> [WORK INSTRUCTIONS]: List all lines of the data that include the string "IEMIS".

> [SUPPLIED RECORDS]:
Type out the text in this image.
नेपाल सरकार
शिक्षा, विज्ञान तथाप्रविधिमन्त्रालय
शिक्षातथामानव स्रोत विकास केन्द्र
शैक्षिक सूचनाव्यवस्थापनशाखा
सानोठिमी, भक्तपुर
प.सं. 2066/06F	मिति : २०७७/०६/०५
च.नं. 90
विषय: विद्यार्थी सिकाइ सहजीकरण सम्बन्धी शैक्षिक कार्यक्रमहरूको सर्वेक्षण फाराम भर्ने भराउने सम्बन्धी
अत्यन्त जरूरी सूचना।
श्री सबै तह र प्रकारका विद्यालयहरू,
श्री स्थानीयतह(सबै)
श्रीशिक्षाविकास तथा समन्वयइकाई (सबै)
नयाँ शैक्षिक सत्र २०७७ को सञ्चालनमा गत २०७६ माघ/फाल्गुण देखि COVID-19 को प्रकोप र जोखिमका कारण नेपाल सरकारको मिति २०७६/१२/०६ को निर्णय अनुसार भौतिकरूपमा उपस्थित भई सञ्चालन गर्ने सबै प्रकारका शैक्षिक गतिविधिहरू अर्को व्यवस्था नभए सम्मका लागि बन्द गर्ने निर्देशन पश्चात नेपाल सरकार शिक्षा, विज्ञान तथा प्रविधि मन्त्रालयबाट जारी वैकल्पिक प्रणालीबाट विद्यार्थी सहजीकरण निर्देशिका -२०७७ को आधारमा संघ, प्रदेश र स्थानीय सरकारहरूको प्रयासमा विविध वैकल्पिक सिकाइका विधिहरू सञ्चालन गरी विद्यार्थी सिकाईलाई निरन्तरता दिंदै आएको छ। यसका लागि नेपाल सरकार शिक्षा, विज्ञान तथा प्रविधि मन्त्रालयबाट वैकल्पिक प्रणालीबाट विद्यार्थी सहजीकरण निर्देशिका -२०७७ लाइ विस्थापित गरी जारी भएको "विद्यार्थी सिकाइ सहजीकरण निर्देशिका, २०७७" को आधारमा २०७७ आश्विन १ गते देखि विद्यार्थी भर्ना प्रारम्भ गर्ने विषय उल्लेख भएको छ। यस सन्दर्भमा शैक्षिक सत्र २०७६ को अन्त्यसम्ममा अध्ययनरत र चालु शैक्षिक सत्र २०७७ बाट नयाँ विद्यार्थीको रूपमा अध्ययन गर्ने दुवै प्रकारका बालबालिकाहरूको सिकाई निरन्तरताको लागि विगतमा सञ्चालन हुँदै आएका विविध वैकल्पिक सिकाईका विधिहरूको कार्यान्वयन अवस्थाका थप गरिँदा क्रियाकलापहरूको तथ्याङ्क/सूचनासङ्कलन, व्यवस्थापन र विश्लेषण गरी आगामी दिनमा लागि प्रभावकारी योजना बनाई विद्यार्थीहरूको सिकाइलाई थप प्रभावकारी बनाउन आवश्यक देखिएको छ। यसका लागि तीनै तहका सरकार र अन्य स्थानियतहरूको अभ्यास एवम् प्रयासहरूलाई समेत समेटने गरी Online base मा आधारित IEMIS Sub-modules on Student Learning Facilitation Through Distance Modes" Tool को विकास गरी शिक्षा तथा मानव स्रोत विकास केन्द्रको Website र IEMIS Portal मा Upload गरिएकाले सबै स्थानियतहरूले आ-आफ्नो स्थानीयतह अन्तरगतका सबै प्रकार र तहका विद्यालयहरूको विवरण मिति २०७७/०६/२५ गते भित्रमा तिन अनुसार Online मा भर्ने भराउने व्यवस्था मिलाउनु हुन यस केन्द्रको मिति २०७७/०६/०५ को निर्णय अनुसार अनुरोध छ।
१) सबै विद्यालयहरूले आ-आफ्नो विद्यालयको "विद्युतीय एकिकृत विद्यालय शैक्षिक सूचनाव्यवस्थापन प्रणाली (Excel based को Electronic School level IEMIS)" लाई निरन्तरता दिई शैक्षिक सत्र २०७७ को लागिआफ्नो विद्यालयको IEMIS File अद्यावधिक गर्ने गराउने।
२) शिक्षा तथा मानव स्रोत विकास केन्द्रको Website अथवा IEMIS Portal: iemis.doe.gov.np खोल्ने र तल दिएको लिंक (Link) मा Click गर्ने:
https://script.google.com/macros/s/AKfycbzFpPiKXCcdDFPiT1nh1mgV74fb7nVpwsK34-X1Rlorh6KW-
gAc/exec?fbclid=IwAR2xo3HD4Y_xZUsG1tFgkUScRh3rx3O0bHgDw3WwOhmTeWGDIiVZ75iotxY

> [WRITTEN RESPONSE]:
नयाँ शैक्षिक सत्र २०७७ को सञ्चालनमा गत २०७६ माघ/फाल्गुण देखि COVID-19 को प्रकोप र जोखिमका कारण नेपाल सरकारको मिति २०७६/१२/०६ को निर्णय अनुसार भौतिकरूपमा उपस्थित भई सञ्चालन गर्ने सबै प्रकारका शैक्षिक गतिविधिहरू अर्को व्यवस्था नभए सम्मका लागि बन्द गर्ने निर्देशन पश्चात नेपाल सरकार शिक्षा, विज्ञान तथा प्रविधि मन्त्रालयबाट जारी वैकल्पिक प्रणालीबाट विद्यार्थी सहजीकरण निर्देशिका -२०७७ को आधारमा संघ, प्रदेश र स्थानीय सरकारहरूको प्रयासमा विविध वैकल्पिक सिकाइका विधिहरू सञ्चालन गरी विद्यार्थी सिकाईलाई निरन्तरता दिंदै आएको छ। यसका लागि नेपाल सरकार शिक्षा, विज्ञान तथा प्रविधि मन्त्रालयबाट वैकल्पिक प्रणालीबाट विद्यार्थी सहजीकरण निर्देशिका -२०७७ लाइ विस्थापित गरी जारी भएको "विद्यार्थी सिकाइ सहजीकरण निर्देशिका, २०७७" को आधारमा २०७७ आश्विन १ गते देखि विद्यार्थी भर्ना प्रारम्भ गर्ने विषय उल्लेख भएको छ। यस सन्दर्भमा शैक्षिक सत्र २०७६ को अन्त्यसम्ममा अध्ययनरत र चालु शैक्षिक सत्र २०७७ बाट नयाँ विद्यार्थीको रूपमा अध्ययन गर्ने दुवै प्रकारका बालबालिकाहरूको सिकाई निरन्तरताको लागि विगतमा सञ्चालन हुँदै आएका विविध वैकल्पिक सिकाईका विधिहरूको कार्यान्वयन अवस्थाका थप गरिँदा क्रियाकलापहरूको तथ्याङ्क/सूचनासङ्कलन, व्यवस्थापन र विश्लेषण गरी आगामी दिनमा लागि प्रभावकारी योजना बनाई विद्यार्थीहरूको सिकाइलाई थप प्रभावकारी बनाउन आवश्यक देखिएको छ। यसका लागि तीनै तहका सरकार र अन्य स्थानियतहरूको अभ्यास एवम् प्रयासहरूलाई समेत समेटने गरी Online base मा आधारित IEMIS Sub-modules on Student Learning Facilitation Through Distance Modes" Tool को विकास गरी शिक्षा तथा मानव स्रोत विकास केन्द्रको Website र IEMIS Portal मा Upload गरिएकाले सबै स्थानियतहरूले आ-आफ्नो स्थानीयतह अन्तरगतका सबै प्रकार र तहका विद्यालयहरूको विवरण मिति २०७७/०६/२५ गते भित्रमा तिन अनुसार Online मा भर्ने भराउने व्यवस्था मिलाउनु हुन यस केन्द्रको मिति २०७७/०६/०५ को निर्णय अनुसार अनुरोध छ।
१) सबै विद्यालयहरूले आ-आफ्नो विद्यालयको "विद्युतीय एकिकृत विद्यालय शैक्षिक सूचनाव्यवस्थापन प्रणाली (Excel based को Electronic School level IEMIS)" लाई निरन्तरता दिई शैक्षिक सत्र २०७७ को लागिआफ्नो विद्यालयको IEMIS File अद्यावधिक गर्ने गराउने।
२) शिक्षा तथा मानव स्रोत विकास केन्द्रको Website अथवा IEMIS Portal: iemis.doe.gov.np खोल्ने र तल दिएको लिंक (Link) मा Click गर्ने:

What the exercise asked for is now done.